▶ _Do this_:
Every record should be written out exactly, please.

+--

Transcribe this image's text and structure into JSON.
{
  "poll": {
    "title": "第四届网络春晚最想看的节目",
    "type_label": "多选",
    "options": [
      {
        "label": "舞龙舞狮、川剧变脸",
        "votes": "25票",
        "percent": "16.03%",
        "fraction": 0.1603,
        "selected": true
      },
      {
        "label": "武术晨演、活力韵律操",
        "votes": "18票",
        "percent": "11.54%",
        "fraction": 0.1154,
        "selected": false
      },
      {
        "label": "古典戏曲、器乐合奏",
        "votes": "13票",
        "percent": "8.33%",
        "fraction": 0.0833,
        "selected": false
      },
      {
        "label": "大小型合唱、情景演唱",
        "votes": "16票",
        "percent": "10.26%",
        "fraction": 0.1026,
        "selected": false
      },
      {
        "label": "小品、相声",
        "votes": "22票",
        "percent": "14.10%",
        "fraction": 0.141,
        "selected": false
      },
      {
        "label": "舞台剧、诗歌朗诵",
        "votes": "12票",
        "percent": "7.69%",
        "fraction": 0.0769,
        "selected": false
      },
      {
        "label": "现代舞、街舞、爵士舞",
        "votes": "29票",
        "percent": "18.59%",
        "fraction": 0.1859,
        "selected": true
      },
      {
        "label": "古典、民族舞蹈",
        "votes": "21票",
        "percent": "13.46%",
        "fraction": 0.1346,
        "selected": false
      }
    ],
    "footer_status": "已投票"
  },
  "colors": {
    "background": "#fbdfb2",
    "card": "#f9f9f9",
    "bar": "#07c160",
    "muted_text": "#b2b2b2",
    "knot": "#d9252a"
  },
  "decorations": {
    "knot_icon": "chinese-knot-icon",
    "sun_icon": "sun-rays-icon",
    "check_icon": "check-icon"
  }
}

+--

▶ _The response_:
Transcribe this image's text and structure into JSON.
{
  "poll": {
    "title": "第四届网络春晚最想看的节目",
    "type_label": "多选",
    "options": [
      {
        "label": "舞龙舞狮、川剧变脸",
        "votes": "25票",
        "percent": "16.03%",
        "fraction": 0.1603,
        "selected": true
      },
      {
        "label": "武术晨演、活力韵律操",
        "votes": "18票",
        "percent": "11.54%",
        "fraction": 0.1154,
        "selected": false
      },
      {
        "label": "古典戏曲、器乐合奏",
        "votes": "13票",
        "percent": "8.33%",
        "fraction": 0.0833,
        "selected": false
      },
      {
        "label": "大小型合唱、情景演唱",
        "votes": "16票",
        "percent": "10.26%",
        "fraction": 0.1026,
        "selected": false
      },
      {
        "label": "小品、相声",
        "votes": "22票",
        "percent": "14.10%",
        "fraction": 0.141,
        "selected": false
      },
      {
        "label": "舞台剧、诗歌朗诵",
        "votes": "12票",
        "percent": "7.69%",
        "fraction": 0.0769,
        "selected": false
      },
      {
        "label": "现代舞、街舞、爵士舞",
        "votes": "29票",
        "percent": "18.59%",
        "fraction": 0.1859,
        "selected": true
      },
      {
        "label": "古典、民族舞蹈",
        "votes": "21票",
        "percent": "13.46%",
        "fraction": 0.1346,
        "selected": false
      }
    ],
    "footer_status": "已投票"
  },
  "colors": {
    "background": "#fbdfb2",
    "card": "#f9f9f9",
    "bar": "#07c160",
    "muted_text": "#b2b2b2",
    "knot": "#d9252a"
  },
  "decorations": {
    "knot_icon": "chinese-knot-icon",
    "sun_icon": "sun-rays-icon",
    "check_icon": "check-icon"
  }
}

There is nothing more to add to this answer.